> [Exercise brief]
Please write out the material below exactly as given.

>> BEGIN Material provided

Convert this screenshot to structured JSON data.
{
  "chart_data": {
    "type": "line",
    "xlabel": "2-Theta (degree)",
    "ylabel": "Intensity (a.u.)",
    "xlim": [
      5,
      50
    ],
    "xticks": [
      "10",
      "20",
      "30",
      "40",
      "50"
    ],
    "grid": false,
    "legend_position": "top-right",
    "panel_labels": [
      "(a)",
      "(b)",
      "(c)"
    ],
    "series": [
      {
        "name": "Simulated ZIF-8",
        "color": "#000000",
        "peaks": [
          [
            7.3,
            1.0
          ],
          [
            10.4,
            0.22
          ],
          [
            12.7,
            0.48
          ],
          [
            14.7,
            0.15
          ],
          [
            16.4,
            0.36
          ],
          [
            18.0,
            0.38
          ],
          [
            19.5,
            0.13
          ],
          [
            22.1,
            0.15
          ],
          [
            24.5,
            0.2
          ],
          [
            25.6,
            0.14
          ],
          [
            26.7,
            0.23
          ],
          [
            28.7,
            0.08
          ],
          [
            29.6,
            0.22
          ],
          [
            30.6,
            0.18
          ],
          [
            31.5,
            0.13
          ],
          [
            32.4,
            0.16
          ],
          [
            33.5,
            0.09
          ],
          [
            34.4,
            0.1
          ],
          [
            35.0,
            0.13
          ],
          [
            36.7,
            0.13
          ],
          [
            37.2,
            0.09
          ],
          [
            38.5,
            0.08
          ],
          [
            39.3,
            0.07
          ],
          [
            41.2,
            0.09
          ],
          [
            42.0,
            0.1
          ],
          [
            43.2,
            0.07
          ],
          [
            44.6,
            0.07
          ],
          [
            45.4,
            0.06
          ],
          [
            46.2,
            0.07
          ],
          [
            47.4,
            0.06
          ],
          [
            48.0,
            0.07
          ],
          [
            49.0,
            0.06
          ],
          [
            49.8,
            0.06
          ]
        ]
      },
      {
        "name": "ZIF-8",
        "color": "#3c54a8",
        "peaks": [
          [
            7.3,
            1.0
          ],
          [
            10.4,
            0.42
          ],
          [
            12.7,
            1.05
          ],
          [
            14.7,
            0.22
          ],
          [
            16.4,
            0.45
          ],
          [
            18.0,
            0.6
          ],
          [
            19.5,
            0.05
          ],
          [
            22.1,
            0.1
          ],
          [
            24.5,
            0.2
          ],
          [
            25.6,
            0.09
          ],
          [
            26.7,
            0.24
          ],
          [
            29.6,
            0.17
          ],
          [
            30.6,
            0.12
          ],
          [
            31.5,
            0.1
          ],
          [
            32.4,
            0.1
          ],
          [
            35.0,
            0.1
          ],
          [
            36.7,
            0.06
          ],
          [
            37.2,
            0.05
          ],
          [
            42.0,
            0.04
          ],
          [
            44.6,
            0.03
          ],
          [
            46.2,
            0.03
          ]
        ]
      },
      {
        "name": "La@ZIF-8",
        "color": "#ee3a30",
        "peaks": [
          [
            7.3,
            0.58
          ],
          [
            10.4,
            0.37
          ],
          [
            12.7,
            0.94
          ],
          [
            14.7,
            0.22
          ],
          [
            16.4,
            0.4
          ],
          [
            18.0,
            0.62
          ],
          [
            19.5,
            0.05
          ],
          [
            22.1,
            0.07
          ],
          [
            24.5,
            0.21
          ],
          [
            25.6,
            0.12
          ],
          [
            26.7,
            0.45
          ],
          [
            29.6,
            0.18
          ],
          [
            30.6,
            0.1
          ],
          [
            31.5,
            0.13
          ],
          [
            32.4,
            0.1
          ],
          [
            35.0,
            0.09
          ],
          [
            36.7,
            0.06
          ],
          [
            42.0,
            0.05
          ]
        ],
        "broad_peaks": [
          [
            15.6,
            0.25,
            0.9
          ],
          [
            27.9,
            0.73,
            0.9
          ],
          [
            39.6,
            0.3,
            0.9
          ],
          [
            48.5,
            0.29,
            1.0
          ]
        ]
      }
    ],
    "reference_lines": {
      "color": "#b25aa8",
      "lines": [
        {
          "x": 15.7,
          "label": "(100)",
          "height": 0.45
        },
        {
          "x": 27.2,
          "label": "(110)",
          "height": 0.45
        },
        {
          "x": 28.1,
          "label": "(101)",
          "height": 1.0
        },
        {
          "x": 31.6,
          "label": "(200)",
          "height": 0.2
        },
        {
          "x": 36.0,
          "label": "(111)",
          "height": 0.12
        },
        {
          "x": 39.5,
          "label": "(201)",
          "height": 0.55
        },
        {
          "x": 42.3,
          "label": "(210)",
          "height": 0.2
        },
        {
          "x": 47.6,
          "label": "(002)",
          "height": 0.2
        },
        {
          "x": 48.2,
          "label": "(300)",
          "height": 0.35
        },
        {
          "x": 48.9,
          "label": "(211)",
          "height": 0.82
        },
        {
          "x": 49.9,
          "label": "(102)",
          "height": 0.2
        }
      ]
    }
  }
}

>> END Material provided

> [Result for this exercise]
Convert this screenshot to structured JSON data.
{
  "chart_data": {
    "type": "line",
    "xlabel": "2-Theta (degree)",
    "ylabel": "Intensity (a.u.)",
    "xlim": [
      5,
      50
    ],
    "xticks": [
      "10",
      "20",
      "30",
      "40",
      "50"
    ],
    "grid": false,
    "legend_position": "top-right",
    "panel_labels": [
      "(a)",
      "(b)",
      "(c)"
    ],
    "series": [
      {
        "name": "Simulated ZIF-8",
        "color": "#000000",
        "peaks": [
          [
            7.3,
            1.0
          ],
          [
            10.4,
            0.22
          ],
          [
            12.7,
            0.48
          ],
          [
            14.7,
            0.15
          ],
          [
            16.4,
            0.36
          ],
          [
            18.0,
            0.38
          ],
          [
            19.5,
            0.13
          ],
          [
            22.1,
            0.15
          ],
          [
            24.5,
            0.2
          ],
          [
            25.6,
            0.14
          ],
          [
            26.7,
            0.23
          ],
          [
            28.7,
            0.08
          ],
          [
            29.6,
            0.22
          ],
          [
            30.6,
            0.18
          ],
          [
            31.5,
            0.13
          ],
          [
            32.4,
            0.16
          ],
          [
            33.5,
            0.09
          ],
          [
            34.4,
            0.1
          ],
          [
            35.0,
            0.13
          ],
          [
            36.7,
            0.13
          ],
          [
            37.2,
            0.09
          ],
          [
            38.5,
            0.08
          ],
          [
            39.3,
            0.07
          ],
          [
            41.2,
            0.09
          ],
          [
            42.0,
            0.1
          ],
          [
            43.2,
            0.07
          ],
          [
            44.6,
            0.07
          ],
          [
            45.4,
            0.06
          ],
          [
            46.2,
            0.07
          ],
          [
            47.4,
            0.06
          ],
          [
            48.0,
            0.07
          ],
          [
            49.0,
            0.06
          ],
          [
            49.8,
            0.06
          ]
        ]
      },
      {
        "name": "ZIF-8",
        "color": "#3c54a8",
        "peaks": [
          [
            7.3,
            1.0
          ],
          [
            10.4,
            0.42
          ],
          [
            12.7,
            1.05
          ],
          [
            14.7,
            0.22
          ],
          [
            16.4,
            0.45
          ],
          [
            18.0,
            0.6
          ],
          [
            19.5,
            0.05
          ],
          [
            22.1,
            0.1
          ],
          [
            24.5,
            0.2
          ],
          [
            25.6,
            0.09
          ],
          [
            26.7,
            0.24
          ],
          [
            29.6,
            0.17
          ],
          [
            30.6,
            0.12
          ],
          [
            31.5,
            0.1
          ],
          [
            32.4,
            0.1
          ],
          [
            35.0,
            0.1
          ],
          [
            36.7,
            0.06
          ],
          [
            37.2,
            0.05
          ],
          [
            42.0,
            0.04
          ],
          [
            44.6,
            0.03
          ],
          [
            46.2,
            0.03
          ]
        ]
      },
      {
        "name": "La@ZIF-8",
        "color": "#ee3a30",
        "peaks": [
          [
            7.3,
            0.58
          ],
          [
            10.4,
            0.37
          ],
          [
            12.7,
            0.94
          ],
          [
            14.7,
            0.22
          ],
          [
            16.4,
            0.4
          ],
          [
            18.0,
            0.62
          ],
          [
            19.5,
            0.05
          ],
          [
            22.1,
            0.07
          ],
          [
            24.5,
            0.21
          ],
          [
            25.6,
            0.12
          ],
          [
            26.7,
            0.45
          ],
          [
            29.6,
            0.18
          ],
          [
            30.6,
            0.1
          ],
          [
            31.5,
            0.13
          ],
          [
            32.4,
            0.1
          ],
          [
            35.0,
            0.09
          ],
          [
            36.7,
            0.06
          ],
          [
            42.0,
            0.05
          ]
        ],
        "broad_peaks": [
          [
            15.6,
            0.25,
            0.9
          ],
          [
            27.9,
            0.73,
            0.9
          ],
          [
            39.6,
            0.3,
            0.9
          ],
          [
            48.5,
            0.29,
            1.0
          ]
        ]
      }
    ],
    "reference_lines": {
      "color": "#b25aa8",
      "lines": [
        {
          "x": 15.7,
          "label": "(100)",
          "height": 0.45
        },
        {
          "x": 27.2,
          "label": "(110)",
          "height": 0.45
        },
        {
          "x": 28.1,
          "label": "(101)",
          "height": 1.0
        },
        {
          "x": 31.6,
          "label": "(200)",
          "height": 0.2
        },
        {
          "x": 36.0,
          "label": "(111)",
          "height": 0.12
        },
        {
          "x": 39.5,
          "label": "(201)",
          "height": 0.55
        },
        {
          "x": 42.3,
          "label": "(210)",
          "height": 0.2
        },
        {
          "x": 47.6,
          "label": "(002)",
          "height": 0.2
        },
        {
          "x": 48.2,
          "label": "(300)",
          "height": 0.35
        },
        {
          "x": 48.9,
          "label": "(211)",
          "height": 0.82
        },
        {
          "x": 49.9,
          "label": "(102)",
          "height": 0.2
        }
      ]
    }
  }
}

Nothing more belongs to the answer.